Establishment of Method for Identifying ApoE Genotype by Direct Semi-Nested PCR Combined with Sequencing

Zhenhui Huang^1*, Mingxing Yin^2*, Juan You^2#, Zhenyu He^2#

¹School of Pharmacy, Guangdong Pharmaceutical University, Guangzhou Guangdong

²School of Life Science and Biopharmaceutics, Guangdong Pharmaceutical University, Guangzhou Guangdong

Received: Apr. 25^th, 2022; accepted: Nov. 15^th, 2022; published: Nov. 24^th, 2022

ABSTRACT

Objective: To establish a method for identifying ApoE genotype by PCR and Sanger sequencing directly using oral epithelial cells. Methods: Self-designed three primers were used to amplify the target fragments containing two SNP loci of ApoE gene by semi-nested PCR. The PCR products were sequenced to identify the genotype of the samples. Results: The PCR products of the expected size can be amplified from the tested samples, and the sequencing peak diagram is clear. Conclusion: A method of direct semi-nested PCR combined with sequencing to identify ApoE gene was successfully established, which has a certain application value.

Keywords:Apolipoprotein E Gene, Direct Semi-Nested PCR, Sequencing

This work is licensed under the Creative Commons Attribution International License (CC BY 4.0).

**所列数据**
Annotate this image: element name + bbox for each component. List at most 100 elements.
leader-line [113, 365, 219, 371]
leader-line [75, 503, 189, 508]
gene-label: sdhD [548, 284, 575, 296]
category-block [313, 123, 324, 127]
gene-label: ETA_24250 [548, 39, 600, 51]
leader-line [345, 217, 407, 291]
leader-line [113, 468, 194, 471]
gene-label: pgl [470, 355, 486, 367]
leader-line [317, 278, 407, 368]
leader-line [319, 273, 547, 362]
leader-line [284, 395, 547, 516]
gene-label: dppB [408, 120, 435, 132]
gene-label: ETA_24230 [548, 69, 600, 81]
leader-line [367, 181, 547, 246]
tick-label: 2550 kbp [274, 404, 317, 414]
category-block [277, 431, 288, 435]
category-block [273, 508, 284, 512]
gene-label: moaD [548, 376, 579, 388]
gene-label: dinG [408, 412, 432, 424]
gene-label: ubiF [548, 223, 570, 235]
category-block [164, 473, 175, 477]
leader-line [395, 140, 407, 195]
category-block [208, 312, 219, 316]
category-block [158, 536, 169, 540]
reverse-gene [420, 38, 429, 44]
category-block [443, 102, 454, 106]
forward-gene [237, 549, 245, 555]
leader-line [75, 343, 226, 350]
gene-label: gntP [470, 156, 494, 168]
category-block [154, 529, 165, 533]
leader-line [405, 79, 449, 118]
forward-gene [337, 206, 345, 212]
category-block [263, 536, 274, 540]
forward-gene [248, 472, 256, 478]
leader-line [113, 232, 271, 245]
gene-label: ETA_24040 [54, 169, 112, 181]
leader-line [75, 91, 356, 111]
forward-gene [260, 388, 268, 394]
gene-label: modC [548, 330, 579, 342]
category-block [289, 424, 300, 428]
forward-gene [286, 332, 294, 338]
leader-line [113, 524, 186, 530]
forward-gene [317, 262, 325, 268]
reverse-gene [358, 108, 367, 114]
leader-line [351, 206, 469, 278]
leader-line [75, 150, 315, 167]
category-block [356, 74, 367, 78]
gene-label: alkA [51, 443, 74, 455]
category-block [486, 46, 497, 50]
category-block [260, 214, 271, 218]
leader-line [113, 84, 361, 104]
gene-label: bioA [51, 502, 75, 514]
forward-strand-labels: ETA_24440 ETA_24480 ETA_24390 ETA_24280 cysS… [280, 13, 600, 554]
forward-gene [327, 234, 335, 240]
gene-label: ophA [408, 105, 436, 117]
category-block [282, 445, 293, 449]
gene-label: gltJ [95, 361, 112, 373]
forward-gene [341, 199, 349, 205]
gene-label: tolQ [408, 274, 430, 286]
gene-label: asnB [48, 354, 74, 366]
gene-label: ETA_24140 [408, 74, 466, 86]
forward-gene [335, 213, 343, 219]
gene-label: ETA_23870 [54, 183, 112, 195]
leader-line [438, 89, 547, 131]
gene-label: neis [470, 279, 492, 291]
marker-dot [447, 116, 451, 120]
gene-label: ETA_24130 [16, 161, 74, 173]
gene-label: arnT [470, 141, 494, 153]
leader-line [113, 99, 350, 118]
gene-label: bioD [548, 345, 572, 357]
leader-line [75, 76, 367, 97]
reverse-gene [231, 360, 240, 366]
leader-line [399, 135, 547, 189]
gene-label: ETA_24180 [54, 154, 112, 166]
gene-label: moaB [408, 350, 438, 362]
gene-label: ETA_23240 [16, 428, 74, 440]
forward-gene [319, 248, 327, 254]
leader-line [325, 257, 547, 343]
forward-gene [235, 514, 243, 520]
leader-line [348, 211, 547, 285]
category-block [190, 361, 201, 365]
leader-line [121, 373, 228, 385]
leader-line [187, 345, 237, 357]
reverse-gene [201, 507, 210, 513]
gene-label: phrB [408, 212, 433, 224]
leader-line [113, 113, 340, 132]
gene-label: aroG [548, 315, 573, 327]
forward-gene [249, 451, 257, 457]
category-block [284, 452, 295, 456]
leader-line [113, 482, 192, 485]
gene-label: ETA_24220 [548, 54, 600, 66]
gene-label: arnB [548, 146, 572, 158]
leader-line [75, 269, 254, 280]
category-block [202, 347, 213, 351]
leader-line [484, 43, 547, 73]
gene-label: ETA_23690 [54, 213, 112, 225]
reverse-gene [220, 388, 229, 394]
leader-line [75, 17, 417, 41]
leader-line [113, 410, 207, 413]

**任务**
从末尾接着续写这篇关于用半巢式PCR结合测序鉴定ApoE基因型的文章。 这些数据用不上。

**任务结果**
http://creativecommons.org/licenses/by/4.0/

1. 引言

载脂蛋白E (Apolipoprotein E, ApoE)参与机体血脂的运输、存储和排泄，具有重要的生物学功能，其编码基因存在两个主要的功能性SNP即c.388T > C (rs429358)和c.526C > T (rs7412)，它们构成3种单倍型，分别是E2 (388T-526T)、E3 (388T-526C)、E4 (388C-526C)。3种单倍型构成6种不同的基因型即E2/E2、E3/E3、E4/E4、E2/E3、E2/E4和E3/E4 [1]。研究表明，ApoE基因多态性与阿尔茨海默症 [2] [3] [4]、心血管疾病 [5] [6] [7] 及他汀类降脂药的个体化用药 [8] [9] [10] 都有密切关系。尽管现有多种SNP检测方法可用于ApoE基因分型，但测序是业内一致公认的金标准。本研究旨在建立一种通过直接PCR获得ApoE基因靶片段用于桑格法测序的方法，以期为临床和相关基础研究服务。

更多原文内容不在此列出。